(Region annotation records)
+ + + + + + +
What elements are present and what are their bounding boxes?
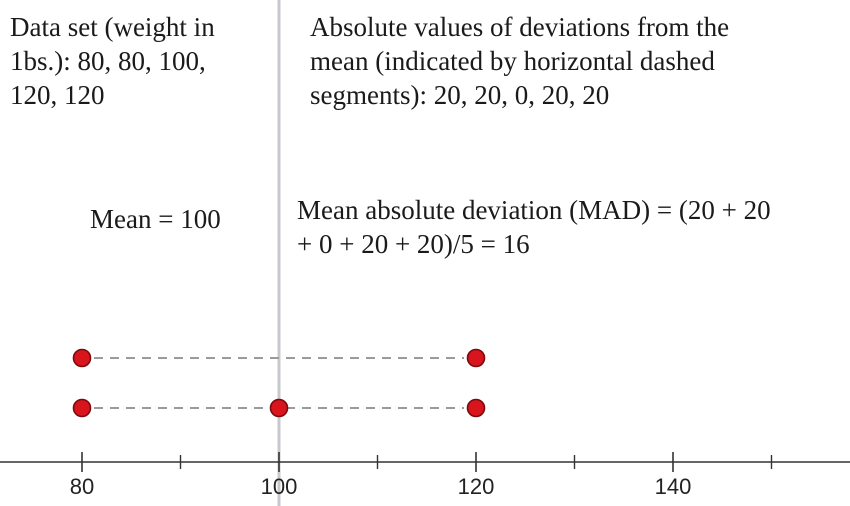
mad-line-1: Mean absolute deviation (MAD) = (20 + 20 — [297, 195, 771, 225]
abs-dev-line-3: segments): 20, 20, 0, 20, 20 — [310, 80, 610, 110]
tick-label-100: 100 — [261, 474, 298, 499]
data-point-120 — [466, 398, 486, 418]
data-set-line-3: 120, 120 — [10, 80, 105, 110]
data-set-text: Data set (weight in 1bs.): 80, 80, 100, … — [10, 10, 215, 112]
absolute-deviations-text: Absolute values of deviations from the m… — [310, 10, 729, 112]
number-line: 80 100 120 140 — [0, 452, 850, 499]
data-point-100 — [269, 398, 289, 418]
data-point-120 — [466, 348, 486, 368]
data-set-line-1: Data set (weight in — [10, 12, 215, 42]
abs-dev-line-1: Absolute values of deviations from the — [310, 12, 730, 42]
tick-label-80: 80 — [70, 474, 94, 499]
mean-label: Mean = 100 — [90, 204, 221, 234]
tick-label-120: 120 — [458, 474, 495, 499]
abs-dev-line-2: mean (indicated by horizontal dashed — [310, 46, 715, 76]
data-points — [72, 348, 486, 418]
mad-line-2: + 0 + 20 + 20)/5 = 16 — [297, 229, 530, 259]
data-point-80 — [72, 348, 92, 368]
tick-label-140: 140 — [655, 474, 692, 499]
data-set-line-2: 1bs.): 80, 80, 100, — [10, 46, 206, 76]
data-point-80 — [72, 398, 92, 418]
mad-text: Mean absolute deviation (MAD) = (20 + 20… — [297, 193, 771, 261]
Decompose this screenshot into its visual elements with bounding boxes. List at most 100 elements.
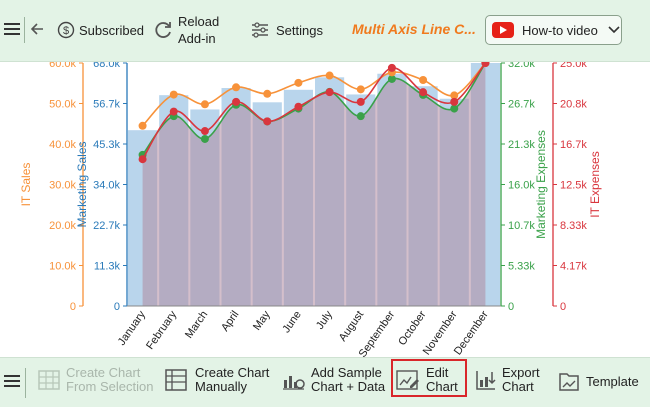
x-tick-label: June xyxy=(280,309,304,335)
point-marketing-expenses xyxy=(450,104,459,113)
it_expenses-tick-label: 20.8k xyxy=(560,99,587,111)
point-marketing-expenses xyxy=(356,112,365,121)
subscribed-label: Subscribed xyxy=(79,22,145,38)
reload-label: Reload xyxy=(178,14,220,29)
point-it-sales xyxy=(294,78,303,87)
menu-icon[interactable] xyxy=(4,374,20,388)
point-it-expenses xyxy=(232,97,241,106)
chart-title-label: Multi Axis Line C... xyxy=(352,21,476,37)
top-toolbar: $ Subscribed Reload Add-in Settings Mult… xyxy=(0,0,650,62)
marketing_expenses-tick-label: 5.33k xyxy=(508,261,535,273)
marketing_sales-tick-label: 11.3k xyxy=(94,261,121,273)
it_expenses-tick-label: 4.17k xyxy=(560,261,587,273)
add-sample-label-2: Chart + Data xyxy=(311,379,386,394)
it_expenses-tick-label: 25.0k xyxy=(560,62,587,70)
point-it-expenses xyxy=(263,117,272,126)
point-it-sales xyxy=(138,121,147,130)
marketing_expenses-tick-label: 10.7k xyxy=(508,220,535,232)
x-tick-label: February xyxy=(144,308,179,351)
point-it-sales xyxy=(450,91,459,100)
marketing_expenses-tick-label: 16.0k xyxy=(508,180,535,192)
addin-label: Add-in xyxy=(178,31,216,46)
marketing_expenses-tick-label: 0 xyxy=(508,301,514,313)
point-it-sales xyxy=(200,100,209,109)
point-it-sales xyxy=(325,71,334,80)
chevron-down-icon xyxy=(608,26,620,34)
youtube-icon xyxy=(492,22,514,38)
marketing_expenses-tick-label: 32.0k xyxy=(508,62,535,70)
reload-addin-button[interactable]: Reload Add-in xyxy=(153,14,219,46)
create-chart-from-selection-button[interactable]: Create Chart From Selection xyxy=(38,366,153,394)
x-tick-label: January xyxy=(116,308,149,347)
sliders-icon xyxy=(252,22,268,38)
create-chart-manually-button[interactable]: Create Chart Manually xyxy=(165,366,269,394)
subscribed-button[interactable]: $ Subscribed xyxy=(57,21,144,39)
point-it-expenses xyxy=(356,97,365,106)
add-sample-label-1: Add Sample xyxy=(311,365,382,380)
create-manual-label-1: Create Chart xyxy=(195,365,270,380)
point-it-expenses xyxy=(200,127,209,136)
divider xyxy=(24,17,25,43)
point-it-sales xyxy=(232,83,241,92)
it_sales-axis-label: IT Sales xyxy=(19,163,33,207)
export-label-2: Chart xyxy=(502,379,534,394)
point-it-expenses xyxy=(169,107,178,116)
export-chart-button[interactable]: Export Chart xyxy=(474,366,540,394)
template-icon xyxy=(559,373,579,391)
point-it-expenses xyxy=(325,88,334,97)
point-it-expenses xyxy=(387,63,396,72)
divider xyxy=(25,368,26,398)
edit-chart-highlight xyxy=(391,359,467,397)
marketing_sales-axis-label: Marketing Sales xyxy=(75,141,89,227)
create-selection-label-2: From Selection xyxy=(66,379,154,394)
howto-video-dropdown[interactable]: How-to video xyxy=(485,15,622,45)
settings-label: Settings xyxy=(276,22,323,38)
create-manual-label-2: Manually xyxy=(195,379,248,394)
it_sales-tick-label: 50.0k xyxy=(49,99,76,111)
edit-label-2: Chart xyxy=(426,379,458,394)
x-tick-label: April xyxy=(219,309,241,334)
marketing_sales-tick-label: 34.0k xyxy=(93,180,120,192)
+ + + + + + +
= GOAL =
Reproduce every one of the records above word for word, omitting the pictures.

= WRITTEN ANSWER =
What elements are present and what are their bounding boxes?
mad-line-1: Mean absolute deviation (MAD) = (20 + 20 — [297, 195, 771, 225]
abs-dev-line-3: segments): 20, 20, 0, 20, 20 — [310, 80, 610, 110]
tick-label-100: 100 — [261, 474, 298, 499]
data-point-120 — [466, 398, 486, 418]
data-set-line-3: 120, 120 — [10, 80, 105, 110]
data-set-text: Data set (weight in 1bs.): 80, 80, 100, … — [10, 10, 215, 112]
absolute-deviations-text: Absolute values of deviations from the m… — [310, 10, 729, 112]
number-line: 80 100 120 140 — [0, 452, 850, 499]
data-point-100 — [269, 398, 289, 418]
data-point-120 — [466, 348, 486, 368]
data-set-line-1: Data set (weight in — [10, 12, 215, 42]
abs-dev-line-1: Absolute values of deviations from the — [310, 12, 730, 42]
tick-label-80: 80 — [70, 474, 94, 499]
mean-label: Mean = 100 — [90, 204, 221, 234]
tick-label-120: 120 — [458, 474, 495, 499]
abs-dev-line-2: mean (indicated by horizontal dashed — [310, 46, 715, 76]
data-points — [72, 348, 486, 418]
mad-line-2: + 0 + 20 + 20)/5 = 16 — [297, 229, 530, 259]
data-point-80 — [72, 348, 92, 368]
tick-label-140: 140 — [655, 474, 692, 499]
data-set-line-2: 1bs.): 80, 80, 100, — [10, 46, 206, 76]
data-point-80 — [72, 398, 92, 418]
mad-text: Mean absolute deviation (MAD) = (20 + 20… — [297, 193, 771, 261]
Decompose this screenshot into its visual elements with bounding boxes. List at most 100 elements.
x-tick-label: June xyxy=(280,309,304,335)
point-marketing-expenses xyxy=(450,104,459,113)
it_expenses-tick-label: 20.8k xyxy=(560,99,587,111)
point-marketing-expenses xyxy=(356,112,365,121)
subscribed-label: Subscribed xyxy=(79,22,145,38)
reload-label: Reload xyxy=(178,14,220,29)
point-it-sales xyxy=(294,78,303,87)
menu-icon[interactable] xyxy=(4,374,20,388)
point-it-expenses xyxy=(232,97,241,106)
chart-title-label: Multi Axis Line C... xyxy=(352,21,476,37)
top-toolbar: $ Subscribed Reload Add-in Settings Mult… xyxy=(0,0,650,62)
marketing_expenses-tick-label: 5.33k xyxy=(508,261,535,273)
marketing_sales-tick-label: 11.3k xyxy=(94,261,121,273)
it_expenses-tick-label: 4.17k xyxy=(560,261,587,273)
add-sample-label-2: Chart + Data xyxy=(311,379,386,394)
it_expenses-tick-label: 25.0k xyxy=(560,62,587,70)
point-it-expenses xyxy=(263,117,272,126)
point-it-sales xyxy=(138,121,147,130)
marketing_expenses-tick-label: 10.7k xyxy=(508,220,535,232)
x-tick-label: February xyxy=(144,308,179,351)
point-it-sales xyxy=(450,91,459,100)
marketing_expenses-tick-label: 16.0k xyxy=(508,180,535,192)
addin-label: Add-in xyxy=(178,31,216,46)
marketing_expenses-tick-label: 0 xyxy=(508,301,514,313)
point-it-sales xyxy=(200,100,209,109)
point-it-sales xyxy=(325,71,334,80)
chevron-down-icon xyxy=(608,26,620,34)
youtube-icon xyxy=(492,22,514,38)
marketing_expenses-tick-label: 32.0k xyxy=(508,62,535,70)
reload-addin-button[interactable]: Reload Add-in xyxy=(153,14,219,46)
create-chart-from-selection-button[interactable]: Create Chart From Selection xyxy=(38,366,153,394)
x-tick-label: January xyxy=(116,308,149,347)
sliders-icon xyxy=(252,22,268,38)
create-chart-manually-button[interactable]: Create Chart Manually xyxy=(165,366,269,394)
subscribed-button[interactable]: $ Subscribed xyxy=(57,21,144,39)
point-it-expenses xyxy=(356,97,365,106)
add-sample-label-1: Add Sample xyxy=(311,365,382,380)
create-manual-label-1: Create Chart xyxy=(195,365,270,380)
point-it-expenses xyxy=(200,127,209,136)
divider xyxy=(24,17,25,43)
point-it-sales xyxy=(232,83,241,92)
it_sales-axis-label: IT Sales xyxy=(19,163,33,207)
export-label-2: Chart xyxy=(502,379,534,394)
point-it-expenses xyxy=(169,107,178,116)
export-chart-button[interactable]: Export Chart xyxy=(474,366,540,394)
template-icon xyxy=(559,373,579,391)
point-it-expenses xyxy=(325,88,334,97)
point-it-expenses xyxy=(387,63,396,72)
divider xyxy=(25,368,26,398)
edit-chart-highlight xyxy=(391,359,467,397)
marketing_sales-axis-label: Marketing Sales xyxy=(75,141,89,227)
create-selection-label-2: From Selection xyxy=(66,379,154,394)
howto-video-dropdown[interactable]: How-to video xyxy=(485,15,622,45)
settings-label: Settings xyxy=(276,22,323,38)
create-manual-label-2: Manually xyxy=(195,379,248,394)
it_sales-tick-label: 50.0k xyxy=(49,99,76,111)
edit-label-2: Chart xyxy=(426,379,458,394)
x-tick-label: April xyxy=(219,309,241,334)
marketing_sales-tick-label: 34.0k xyxy=(93,180,120,192)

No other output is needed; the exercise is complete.